begin

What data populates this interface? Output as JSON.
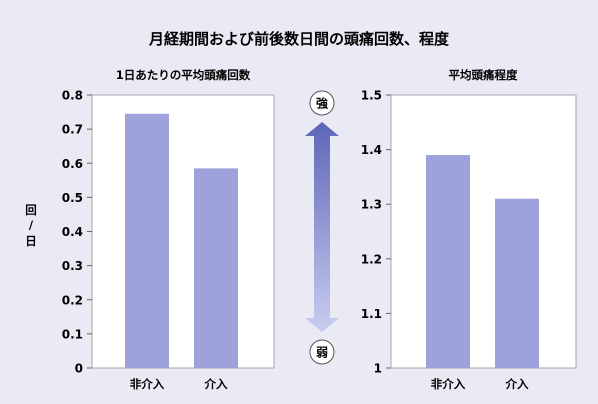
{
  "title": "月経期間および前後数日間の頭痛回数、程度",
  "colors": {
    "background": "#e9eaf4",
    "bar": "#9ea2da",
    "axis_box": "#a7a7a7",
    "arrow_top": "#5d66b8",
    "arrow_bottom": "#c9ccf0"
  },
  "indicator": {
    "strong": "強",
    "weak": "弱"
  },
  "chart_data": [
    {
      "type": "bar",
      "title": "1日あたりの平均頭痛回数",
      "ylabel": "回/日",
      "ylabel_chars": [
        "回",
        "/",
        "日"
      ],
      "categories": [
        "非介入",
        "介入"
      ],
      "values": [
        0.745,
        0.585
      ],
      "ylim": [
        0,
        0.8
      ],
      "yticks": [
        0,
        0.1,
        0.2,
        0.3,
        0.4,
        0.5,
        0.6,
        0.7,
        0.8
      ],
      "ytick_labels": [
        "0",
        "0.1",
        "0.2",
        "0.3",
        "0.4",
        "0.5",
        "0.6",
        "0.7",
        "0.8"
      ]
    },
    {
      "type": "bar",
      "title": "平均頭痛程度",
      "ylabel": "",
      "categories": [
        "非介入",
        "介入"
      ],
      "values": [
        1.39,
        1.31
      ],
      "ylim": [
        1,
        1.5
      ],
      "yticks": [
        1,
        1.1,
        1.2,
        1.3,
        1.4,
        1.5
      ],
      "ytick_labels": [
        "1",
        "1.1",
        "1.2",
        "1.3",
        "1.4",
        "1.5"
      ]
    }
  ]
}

end

Every record above should be written out again exactly; the pictures stay out of the copy.

**Task solution:**
What data populates this interface? Output as JSON.
{
  "title": "月経期間および前後数日間の頭痛回数、程度",
  "colors": {
    "background": "#e9eaf4",
    "bar": "#9ea2da",
    "axis_box": "#a7a7a7",
    "arrow_top": "#5d66b8",
    "arrow_bottom": "#c9ccf0"
  },
  "indicator": {
    "strong": "強",
    "weak": "弱"
  },
  "chart_data": [
    {
      "type": "bar",
      "title": "1日あたりの平均頭痛回数",
      "ylabel": "回/日",
      "ylabel_chars": [
        "回",
        "/",
        "日"
      ],
      "categories": [
        "非介入",
        "介入"
      ],
      "values": [
        0.745,
        0.585
      ],
      "ylim": [
        0,
        0.8
      ],
      "yticks": [
        0,
        0.1,
        0.2,
        0.3,
        0.4,
        0.5,
        0.6,
        0.7,
        0.8
      ],
      "ytick_labels": [
        "0",
        "0.1",
        "0.2",
        "0.3",
        "0.4",
        "0.5",
        "0.6",
        "0.7",
        "0.8"
      ]
    },
    {
      "type": "bar",
      "title": "平均頭痛程度",
      "ylabel": "",
      "categories": [
        "非介入",
        "介入"
      ],
      "values": [
        1.39,
        1.31
      ],
      "ylim": [
        1,
        1.5
      ],
      "yticks": [
        1,
        1.1,
        1.2,
        1.3,
        1.4,
        1.5
      ],
      "ytick_labels": [
        "1",
        "1.1",
        "1.2",
        "1.3",
        "1.4",
        "1.5"
      ]
    }
  ]
}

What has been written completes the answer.